**Written instruction**. Identify all lines below that hold "fondazioneariel" and collect them.
------------------------------------------------
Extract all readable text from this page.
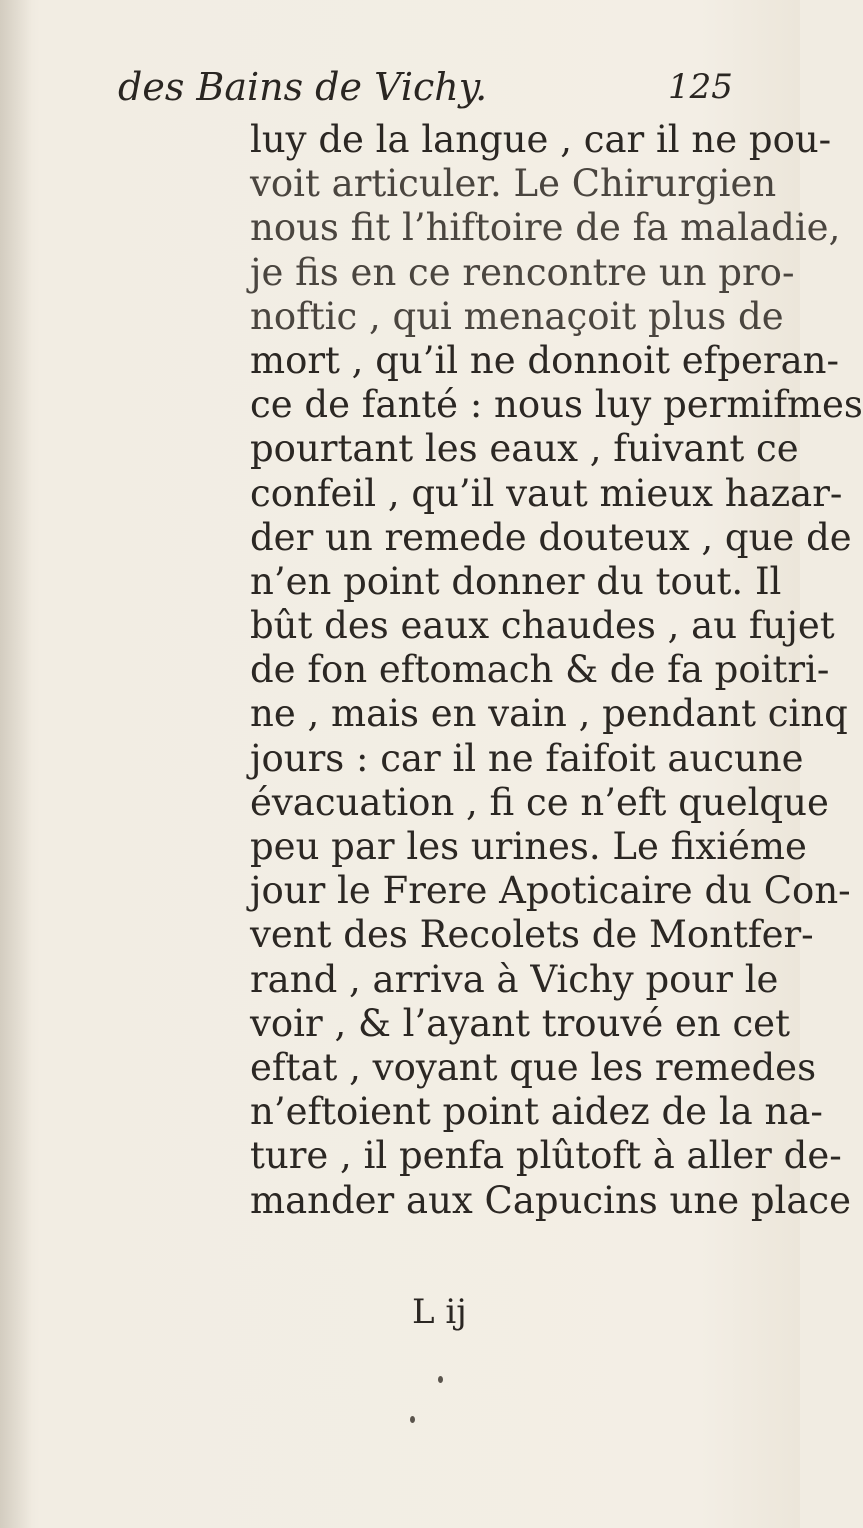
des Bains de Vichy.	125
luy de la langue , car il ne pou-
voit articuler. Le Chirurgien
nous fit l’hiftoire de fa maladie,
je fis en ce rencontre un pro-
noftic , qui menaçoit plus de
mort , qu’il ne donnoit efperan-
ce de fanté : nous luy permifmes
pourtant les eaux , fuivant ce
confeil , qu’il vaut mieux hazar-
der un remede douteux , que de
n’en point donner du tout. Il
bût des eaux chaudes , au fujet
de fon eftomach & de fa poitri-
ne , mais en vain , pendant cinq
jours : car il ne faifoit aucune
évacuation , fi ce n’eft quelque
peu par les urines. Le fixiéme
jour le Frere Apoticaire du Con-
vent des Recolets de Montfer-
rand , arriva à Vichy pour le
voir , & l’ayant trouvé en cet
eftat , voyant que les remedes
n’eftoient point aidez de la na-
ture , il penfa plûtoft à aller de-
mander aux Capucins une place
L ij
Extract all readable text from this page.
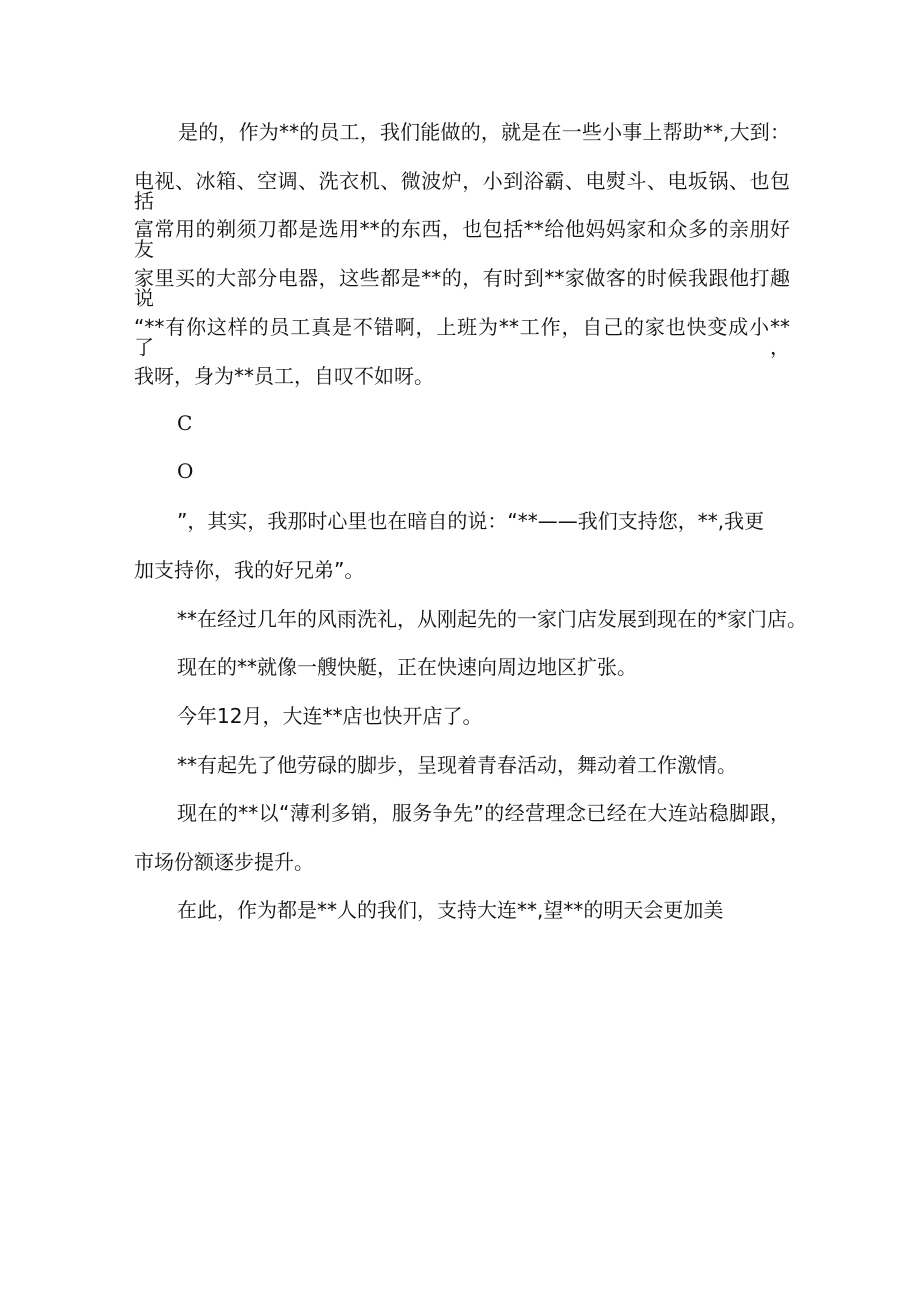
是的，作为**的员工，我们能做的，就是在一些小事上帮助**,大到：
电视、冰箱、空调、洗衣机、微波炉，小到浴霸、电熨斗、电坂锅、也包括
富常用的剃须刀都是选用**的东西，也包括**给他妈妈家和众多的亲朋好友
家里买的大部分电器，这些都是**的，有时到**家做客的时候我跟他打趣说
“**有你这样的员工真是不错啊，上班为**工作，自己的家也快变成小**了，
我呀，身为**员工，自叹不如呀。
C
O
”，其实，我那时心里也在暗自的说：“**——我们支持您，**,我更
加支持你，我的好兄弟”。
**在经过几年的风雨洗礼，从刚起先的一家门店发展到现在的*家门店。
现在的**就像一艘快艇，正在快速向周边地区扩张。
今年12月，大连**店也快开店了。
**有起先了他劳碌的脚步，呈现着青春活动，舞动着工作激情。
现在的**以“薄利多销，服务争先”的经营理念已经在大连站稳脚跟，
市场份额逐步提升。
在此，作为都是**人的我们，支持大连**,望**的明天会更加美
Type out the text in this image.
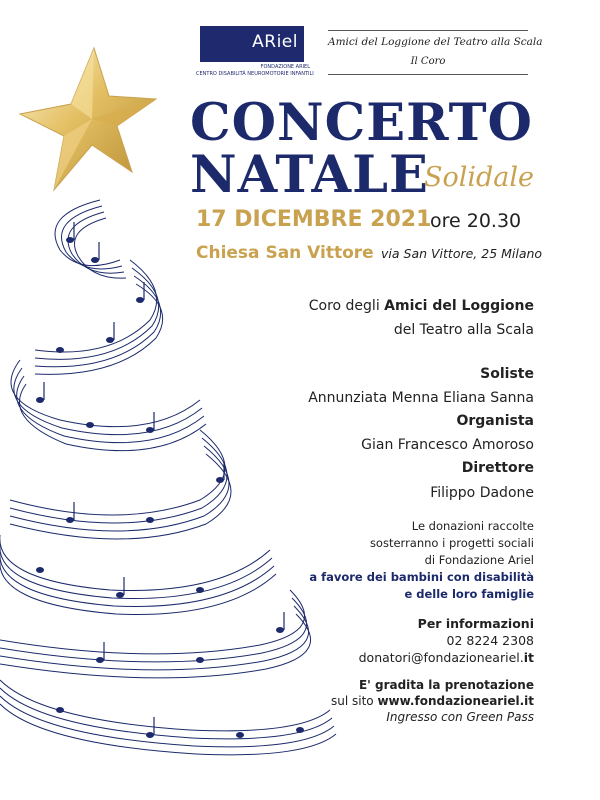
ARiel
FONDAZIONE ARIEL
CENTRO DISABILITÀ NEUROMOTORIE INFANTILI
Amici del Loggione del Teatro alla Scala
Il Coro
CONCERTO
NATALE
Solidale
17 DICEMBRE 2021
ore 20.30
Chiesa San Vittore via San Vittore, 25 Milano
Coro degli Amici del Loggione
del Teatro alla Scala
Soliste
Annunziata Menna Eliana Sanna
Organista
Gian Francesco Amoroso
Direttore
Filippo Dadone
Le donazioni raccolte
sosterranno i progetti sociali
di Fondazione Ariel
a favore dei bambini con disabilità
e delle loro famiglie
Per informazioni
02 8224 2308
donatori@fondazioneariel.it
E' gradita la prenotazione
sul sito www.fondazioneariel.it
Ingresso con Green Pass
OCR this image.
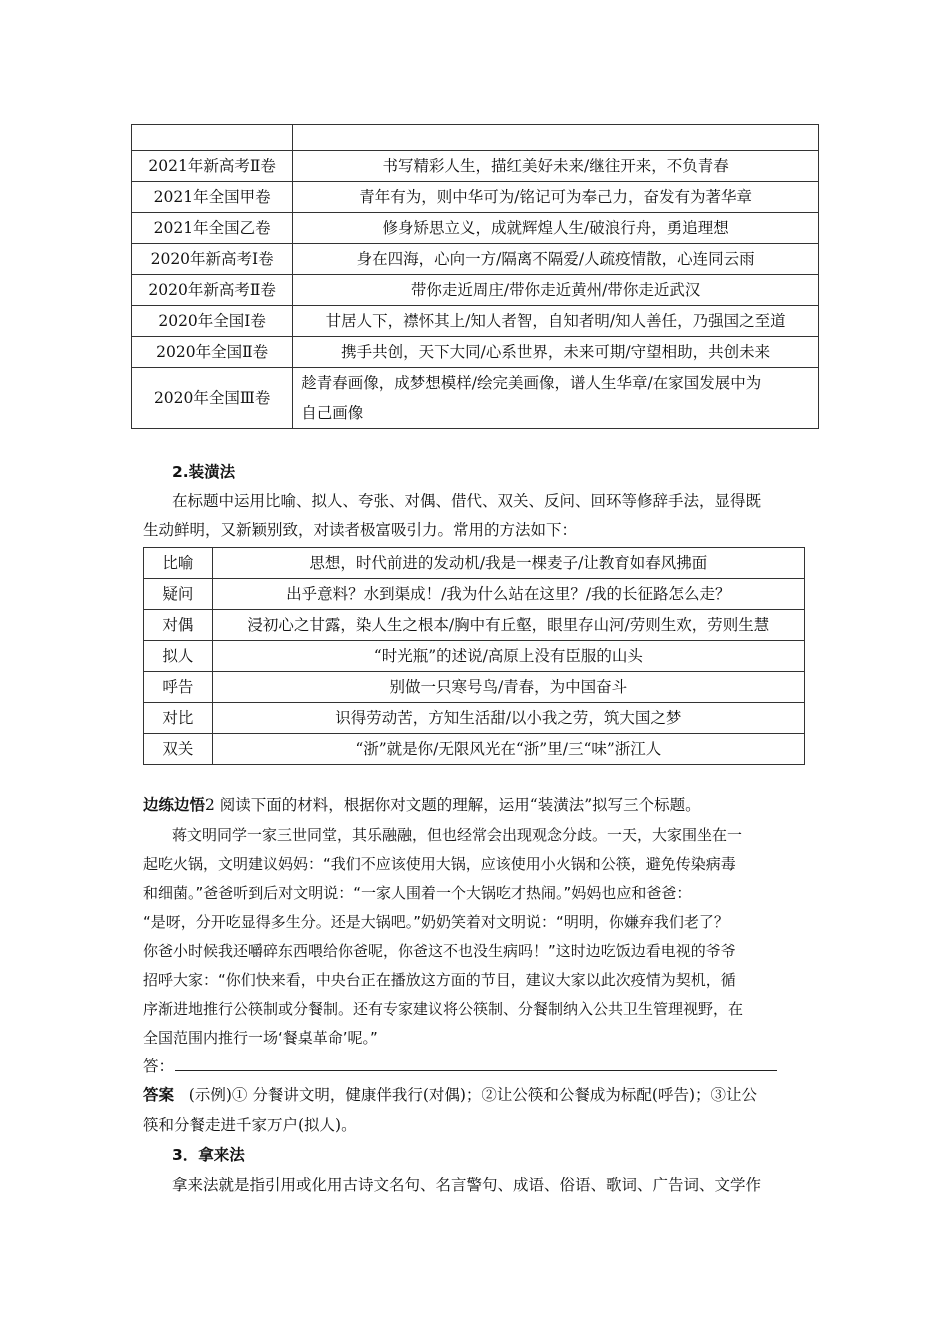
2021年新高考Ⅱ卷	书写精彩人生，描红美好未来/继往开来，不负青春
2021年全国甲卷	青年有为，则中华可为/铭记可为奉己力，奋发有为著华章
2021年全国乙卷	修身矫思立义，成就辉煌人生/破浪行舟，勇追理想
2020年新高考Ⅰ卷	身在四海，心向一方/隔离不隔爱/人疏疫情散，心连同云雨
2020年新高考Ⅱ卷	带你走近周庄/带你走近黄州/带你走近武汉
2020年全国Ⅰ卷	甘居人下，襟怀其上/知人者智，自知者明/知人善任，乃强国之至道
2020年全国Ⅱ卷	携手共创，天下大同/心系世界，未来可期/守望相助，共创未来
2020年全国Ⅲ卷	趁青春画像，成梦想模样/绘完美画像，谱人生华章/在家国发展中为
自己画像
2.装潢法
在标题中运用比喻、拟人、夸张、对偶、借代、双关、反问、回环等修辞手法，显得既
生动鲜明，又新颖别致，对读者极富吸引力。常用的方法如下：
比喻	思想，时代前进的发动机/我是一棵麦子/让教育如春风拂面
疑问	出乎意料？水到渠成！/我为什么站在这里？/我的长征路怎么走？
对偶	浸初心之甘露，染人生之根本/胸中有丘壑，眼里存山河/劳则生欢，劳则生慧
拟人	“时光瓶”的述说/高原上没有臣服的山头
呼告	别做一只寒号鸟/青春，为中国奋斗
对比	识得劳动苦，方知生活甜/以小我之劳，筑大国之梦
双关	“浙”就是你/无限风光在“浙”里/三“味”浙江人
边练边悟2 阅读下面的材料，根据你对文题的理解，运用“装潢法”拟写三个标题。
蒋文明同学一家三世同堂，其乐融融，但也经常会出现观念分歧。一天，大家围坐在一
起吃火锅，文明建议妈妈：“我们不应该使用大锅，应该使用小火锅和公筷，避免传染病毒
和细菌。”爸爸听到后对文明说：“一家人围着一个大锅吃才热闹。”妈妈也应和爸爸：
“是呀，分开吃显得多生分。还是大锅吧。”奶奶笑着对文明说：“明明，你嫌弃我们老了？
你爸小时候我还嚼碎东西喂给你爸呢，你爸这不也没生病吗！”这时边吃饭边看电视的爷爷
招呼大家：“你们快来看，中央台正在播放这方面的节目，建议大家以此次疫情为契机，循
序渐进地推行公筷制或分餐制。还有专家建议将公筷制、分餐制纳入公共卫生管理视野，在
全国范围内推行一场‘餐桌革命’呢。”
答：
答案 (示例)① 分餐讲文明，健康伴我行(对偶)；②让公筷和公餐成为标配(呼告)；③让公
筷和分餐走进千家万户(拟人)。
3．拿来法
拿来法就是指引用或化用古诗文名句、名言警句、成语、俗语、歌词、广告词、文学作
------------------------------------------------
**Written response**.
donatori@fondazioneariel.it
sul sito www.fondazioneariel.it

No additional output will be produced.